• [EXERCISE AIM] Type the records out again in full, exactly.

begin SUPPLIED RECORDS

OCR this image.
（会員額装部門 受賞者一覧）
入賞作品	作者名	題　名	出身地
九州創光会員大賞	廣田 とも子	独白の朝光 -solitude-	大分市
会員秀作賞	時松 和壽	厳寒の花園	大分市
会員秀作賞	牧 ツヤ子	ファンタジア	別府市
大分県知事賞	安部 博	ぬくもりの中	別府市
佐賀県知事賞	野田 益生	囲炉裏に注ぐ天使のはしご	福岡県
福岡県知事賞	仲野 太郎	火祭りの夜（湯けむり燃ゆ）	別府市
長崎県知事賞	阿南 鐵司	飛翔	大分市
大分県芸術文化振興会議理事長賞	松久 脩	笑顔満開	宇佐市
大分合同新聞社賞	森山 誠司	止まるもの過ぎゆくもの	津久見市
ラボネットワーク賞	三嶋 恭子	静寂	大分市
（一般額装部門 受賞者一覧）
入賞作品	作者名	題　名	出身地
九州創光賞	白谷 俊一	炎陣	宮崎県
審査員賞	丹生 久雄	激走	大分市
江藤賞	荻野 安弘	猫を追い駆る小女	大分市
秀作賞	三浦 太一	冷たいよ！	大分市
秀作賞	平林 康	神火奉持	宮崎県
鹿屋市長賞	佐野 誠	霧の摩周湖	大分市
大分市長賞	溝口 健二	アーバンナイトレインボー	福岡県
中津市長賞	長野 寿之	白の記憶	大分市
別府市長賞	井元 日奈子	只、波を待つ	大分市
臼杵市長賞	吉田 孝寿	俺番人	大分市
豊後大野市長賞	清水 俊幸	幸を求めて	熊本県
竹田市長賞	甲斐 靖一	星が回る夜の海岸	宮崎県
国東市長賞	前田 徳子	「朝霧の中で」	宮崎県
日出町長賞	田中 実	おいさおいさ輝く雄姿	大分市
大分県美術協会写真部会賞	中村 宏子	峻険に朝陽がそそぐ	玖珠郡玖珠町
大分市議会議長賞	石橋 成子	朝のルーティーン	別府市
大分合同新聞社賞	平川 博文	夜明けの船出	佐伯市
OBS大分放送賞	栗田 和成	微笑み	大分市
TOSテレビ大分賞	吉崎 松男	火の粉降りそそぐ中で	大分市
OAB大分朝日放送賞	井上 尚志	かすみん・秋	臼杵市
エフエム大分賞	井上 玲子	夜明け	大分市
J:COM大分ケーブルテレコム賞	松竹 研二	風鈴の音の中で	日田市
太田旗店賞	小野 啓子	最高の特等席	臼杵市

end SUPPLIED RECORDS

• [SOLUTION TO THIS PROBLEM]
OCR this image.
（会員額装部門 受賞者一覧）
入賞作品	作者名	題　名	出身地
九州創光会員大賞	廣田 とも子	独白の朝光 -solitude-	大分市
会員秀作賞	時松 和壽	厳寒の花園	大分市
会員秀作賞	牧 ツヤ子	ファンタジア	別府市
大分県知事賞	安部 博	ぬくもりの中	別府市
佐賀県知事賞	野田 益生	囲炉裏に注ぐ天使のはしご	福岡県
福岡県知事賞	仲野 太郎	火祭りの夜（湯けむり燃ゆ）	別府市
長崎県知事賞	阿南 鐵司	飛翔	大分市
大分県芸術文化振興会議理事長賞	松久 脩	笑顔満開	宇佐市
大分合同新聞社賞	森山 誠司	止まるもの過ぎゆくもの	津久見市
ラボネットワーク賞	三嶋 恭子	静寂	大分市
（一般額装部門 受賞者一覧）
入賞作品	作者名	題　名	出身地
九州創光賞	白谷 俊一	炎陣	宮崎県
審査員賞	丹生 久雄	激走	大分市
江藤賞	荻野 安弘	猫を追い駆る小女	大分市
秀作賞	三浦 太一	冷たいよ！	大分市
秀作賞	平林 康	神火奉持	宮崎県
鹿屋市長賞	佐野 誠	霧の摩周湖	大分市
大分市長賞	溝口 健二	アーバンナイトレインボー	福岡県
中津市長賞	長野 寿之	白の記憶	大分市
別府市長賞	井元 日奈子	只、波を待つ	大分市
臼杵市長賞	吉田 孝寿	俺番人	大分市
豊後大野市長賞	清水 俊幸	幸を求めて	熊本県
竹田市長賞	甲斐 靖一	星が回る夜の海岸	宮崎県
国東市長賞	前田 徳子	「朝霧の中で」	宮崎県
日出町長賞	田中 実	おいさおいさ輝く雄姿	大分市
大分県美術協会写真部会賞	中村 宏子	峻険に朝陽がそそぐ	玖珠郡玖珠町
大分市議会議長賞	石橋 成子	朝のルーティーン	別府市
大分合同新聞社賞	平川 博文	夜明けの船出	佐伯市
OBS大分放送賞	栗田 和成	微笑み	大分市
TOSテレビ大分賞	吉崎 松男	火の粉降りそそぐ中で	大分市
OAB大分朝日放送賞	井上 尚志	かすみん・秋	臼杵市
エフエム大分賞	井上 玲子	夜明け	大分市
J:COM大分ケーブルテレコム賞	松竹 研二	風鈴の音の中で	日田市
太田旗店賞	小野 啓子	最高の特等席	臼杵市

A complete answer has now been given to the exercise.